Start of TASK MATERIAL
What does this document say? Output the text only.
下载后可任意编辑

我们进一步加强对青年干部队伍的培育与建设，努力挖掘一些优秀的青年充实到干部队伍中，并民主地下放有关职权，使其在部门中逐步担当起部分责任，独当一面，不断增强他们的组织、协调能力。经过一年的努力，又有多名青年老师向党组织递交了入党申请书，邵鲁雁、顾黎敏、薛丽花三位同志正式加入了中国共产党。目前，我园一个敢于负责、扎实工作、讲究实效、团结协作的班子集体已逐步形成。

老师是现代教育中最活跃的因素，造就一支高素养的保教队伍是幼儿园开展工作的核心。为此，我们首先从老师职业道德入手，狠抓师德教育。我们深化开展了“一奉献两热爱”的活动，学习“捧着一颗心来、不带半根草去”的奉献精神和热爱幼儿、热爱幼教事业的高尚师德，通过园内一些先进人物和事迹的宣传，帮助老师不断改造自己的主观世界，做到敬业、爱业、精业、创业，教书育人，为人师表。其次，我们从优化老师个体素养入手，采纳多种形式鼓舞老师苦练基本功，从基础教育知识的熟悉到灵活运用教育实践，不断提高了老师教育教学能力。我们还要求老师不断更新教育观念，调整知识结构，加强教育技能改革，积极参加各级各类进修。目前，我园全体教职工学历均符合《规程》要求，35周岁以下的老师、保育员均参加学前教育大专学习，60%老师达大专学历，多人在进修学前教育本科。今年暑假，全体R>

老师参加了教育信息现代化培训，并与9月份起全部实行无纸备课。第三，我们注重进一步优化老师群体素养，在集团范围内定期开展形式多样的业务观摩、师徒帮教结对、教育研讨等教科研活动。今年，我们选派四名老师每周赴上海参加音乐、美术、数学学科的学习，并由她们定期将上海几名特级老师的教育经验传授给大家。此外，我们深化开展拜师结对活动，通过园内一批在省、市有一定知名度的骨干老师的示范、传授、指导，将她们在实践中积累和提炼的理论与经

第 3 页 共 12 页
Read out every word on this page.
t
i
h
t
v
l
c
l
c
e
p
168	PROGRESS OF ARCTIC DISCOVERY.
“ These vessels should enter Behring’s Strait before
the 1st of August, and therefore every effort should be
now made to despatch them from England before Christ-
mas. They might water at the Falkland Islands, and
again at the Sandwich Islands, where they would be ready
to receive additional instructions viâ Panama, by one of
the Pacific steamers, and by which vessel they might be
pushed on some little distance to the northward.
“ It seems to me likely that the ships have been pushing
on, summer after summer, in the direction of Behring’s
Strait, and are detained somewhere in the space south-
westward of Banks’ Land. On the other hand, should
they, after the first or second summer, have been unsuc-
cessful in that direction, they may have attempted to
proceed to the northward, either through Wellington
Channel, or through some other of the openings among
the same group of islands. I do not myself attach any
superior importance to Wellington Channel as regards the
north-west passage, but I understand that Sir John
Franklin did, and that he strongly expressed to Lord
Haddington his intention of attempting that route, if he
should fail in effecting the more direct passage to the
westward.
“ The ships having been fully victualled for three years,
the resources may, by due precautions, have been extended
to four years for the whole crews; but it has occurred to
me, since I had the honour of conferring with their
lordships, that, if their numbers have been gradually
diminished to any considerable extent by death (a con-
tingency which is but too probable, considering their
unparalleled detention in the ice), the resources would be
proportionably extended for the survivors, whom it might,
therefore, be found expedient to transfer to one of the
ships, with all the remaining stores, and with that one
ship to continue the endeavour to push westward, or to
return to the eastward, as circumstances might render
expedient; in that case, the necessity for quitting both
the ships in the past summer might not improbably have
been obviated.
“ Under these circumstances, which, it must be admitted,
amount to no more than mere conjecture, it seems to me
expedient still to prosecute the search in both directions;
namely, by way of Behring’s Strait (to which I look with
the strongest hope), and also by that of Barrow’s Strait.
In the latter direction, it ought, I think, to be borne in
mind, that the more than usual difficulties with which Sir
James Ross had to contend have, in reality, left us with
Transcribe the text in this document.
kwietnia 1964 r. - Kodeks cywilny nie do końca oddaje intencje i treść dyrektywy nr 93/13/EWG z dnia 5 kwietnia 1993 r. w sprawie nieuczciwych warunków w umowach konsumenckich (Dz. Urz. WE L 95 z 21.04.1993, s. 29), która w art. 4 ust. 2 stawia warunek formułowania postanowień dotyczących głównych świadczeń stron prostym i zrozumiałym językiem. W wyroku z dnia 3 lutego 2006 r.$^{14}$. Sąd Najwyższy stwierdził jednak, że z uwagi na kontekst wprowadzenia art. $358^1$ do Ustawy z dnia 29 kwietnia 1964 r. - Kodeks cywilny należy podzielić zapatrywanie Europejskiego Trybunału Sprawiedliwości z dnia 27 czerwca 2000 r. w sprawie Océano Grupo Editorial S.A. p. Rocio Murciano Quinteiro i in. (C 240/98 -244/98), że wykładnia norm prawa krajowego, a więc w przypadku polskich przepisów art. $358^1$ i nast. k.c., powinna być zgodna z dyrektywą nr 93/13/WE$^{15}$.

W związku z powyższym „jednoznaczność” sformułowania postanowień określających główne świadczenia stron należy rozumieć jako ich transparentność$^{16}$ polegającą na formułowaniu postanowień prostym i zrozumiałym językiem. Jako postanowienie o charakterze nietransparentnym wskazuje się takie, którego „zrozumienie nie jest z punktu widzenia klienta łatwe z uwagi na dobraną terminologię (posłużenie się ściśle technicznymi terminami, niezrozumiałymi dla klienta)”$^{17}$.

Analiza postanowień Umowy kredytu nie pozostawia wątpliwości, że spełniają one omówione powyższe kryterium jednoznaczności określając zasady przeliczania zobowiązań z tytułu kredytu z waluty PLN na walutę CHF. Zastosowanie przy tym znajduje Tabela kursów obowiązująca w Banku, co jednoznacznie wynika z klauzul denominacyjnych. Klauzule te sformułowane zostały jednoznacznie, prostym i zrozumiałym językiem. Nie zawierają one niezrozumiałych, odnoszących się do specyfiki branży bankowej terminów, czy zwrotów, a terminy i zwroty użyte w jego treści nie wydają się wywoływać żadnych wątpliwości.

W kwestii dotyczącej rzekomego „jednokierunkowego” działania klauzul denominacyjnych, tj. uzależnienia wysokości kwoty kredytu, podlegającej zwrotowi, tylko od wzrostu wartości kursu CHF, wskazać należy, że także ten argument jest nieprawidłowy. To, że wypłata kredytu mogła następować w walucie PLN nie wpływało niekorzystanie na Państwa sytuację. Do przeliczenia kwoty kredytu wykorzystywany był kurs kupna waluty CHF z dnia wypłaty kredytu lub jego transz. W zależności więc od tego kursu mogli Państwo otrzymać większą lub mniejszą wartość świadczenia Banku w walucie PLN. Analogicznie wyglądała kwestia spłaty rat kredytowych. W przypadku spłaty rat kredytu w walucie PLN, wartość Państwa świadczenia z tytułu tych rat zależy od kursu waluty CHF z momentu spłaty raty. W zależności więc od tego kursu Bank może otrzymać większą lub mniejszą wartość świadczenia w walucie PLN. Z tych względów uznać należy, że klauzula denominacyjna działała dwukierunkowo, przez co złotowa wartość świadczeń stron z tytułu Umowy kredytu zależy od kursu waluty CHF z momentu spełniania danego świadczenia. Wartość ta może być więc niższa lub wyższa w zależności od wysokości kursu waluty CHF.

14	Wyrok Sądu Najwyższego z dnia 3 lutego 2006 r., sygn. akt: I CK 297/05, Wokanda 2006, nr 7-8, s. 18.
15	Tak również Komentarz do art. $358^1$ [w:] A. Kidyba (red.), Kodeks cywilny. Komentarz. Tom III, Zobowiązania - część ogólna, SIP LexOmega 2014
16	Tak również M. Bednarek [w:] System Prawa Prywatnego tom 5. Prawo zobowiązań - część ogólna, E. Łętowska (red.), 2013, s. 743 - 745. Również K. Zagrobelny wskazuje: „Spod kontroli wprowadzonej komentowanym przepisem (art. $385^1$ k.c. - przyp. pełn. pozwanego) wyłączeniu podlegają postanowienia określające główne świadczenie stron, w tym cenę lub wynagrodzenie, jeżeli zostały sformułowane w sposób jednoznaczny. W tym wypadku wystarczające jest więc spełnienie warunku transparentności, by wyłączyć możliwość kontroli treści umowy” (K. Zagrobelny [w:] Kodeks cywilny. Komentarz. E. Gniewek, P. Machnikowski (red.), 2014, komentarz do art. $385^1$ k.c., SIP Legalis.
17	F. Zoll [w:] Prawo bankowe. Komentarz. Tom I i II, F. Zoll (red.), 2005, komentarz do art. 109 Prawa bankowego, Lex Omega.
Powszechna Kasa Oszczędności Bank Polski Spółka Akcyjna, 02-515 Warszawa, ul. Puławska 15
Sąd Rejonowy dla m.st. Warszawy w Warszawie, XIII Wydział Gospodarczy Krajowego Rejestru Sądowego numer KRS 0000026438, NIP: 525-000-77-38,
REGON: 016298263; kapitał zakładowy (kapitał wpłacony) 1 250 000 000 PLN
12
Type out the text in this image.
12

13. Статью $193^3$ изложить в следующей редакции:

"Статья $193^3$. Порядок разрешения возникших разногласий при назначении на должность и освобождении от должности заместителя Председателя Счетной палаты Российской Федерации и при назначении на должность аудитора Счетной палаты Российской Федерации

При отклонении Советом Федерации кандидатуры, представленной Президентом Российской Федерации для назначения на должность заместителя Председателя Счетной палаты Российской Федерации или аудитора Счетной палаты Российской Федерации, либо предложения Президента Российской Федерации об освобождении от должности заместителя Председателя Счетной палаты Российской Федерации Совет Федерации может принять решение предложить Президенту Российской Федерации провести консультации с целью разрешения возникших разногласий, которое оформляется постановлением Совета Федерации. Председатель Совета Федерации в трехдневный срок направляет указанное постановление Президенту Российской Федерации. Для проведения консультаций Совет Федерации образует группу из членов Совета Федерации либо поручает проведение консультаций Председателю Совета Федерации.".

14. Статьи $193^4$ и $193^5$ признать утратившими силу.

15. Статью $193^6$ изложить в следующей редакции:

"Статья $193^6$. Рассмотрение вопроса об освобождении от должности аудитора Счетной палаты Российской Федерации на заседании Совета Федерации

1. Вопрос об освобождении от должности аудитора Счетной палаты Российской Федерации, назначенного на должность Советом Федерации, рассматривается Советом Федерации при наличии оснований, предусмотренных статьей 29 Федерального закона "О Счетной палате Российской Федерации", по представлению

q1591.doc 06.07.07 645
End of TASK MATERIAL
SET PROBLEM: From the entries above, return each line with the word "Wellington" in it.

ANSWER TO THIS EXERCISE:
proceed to the northward, either through Wellington
superior importance to Wellington Channel as regards the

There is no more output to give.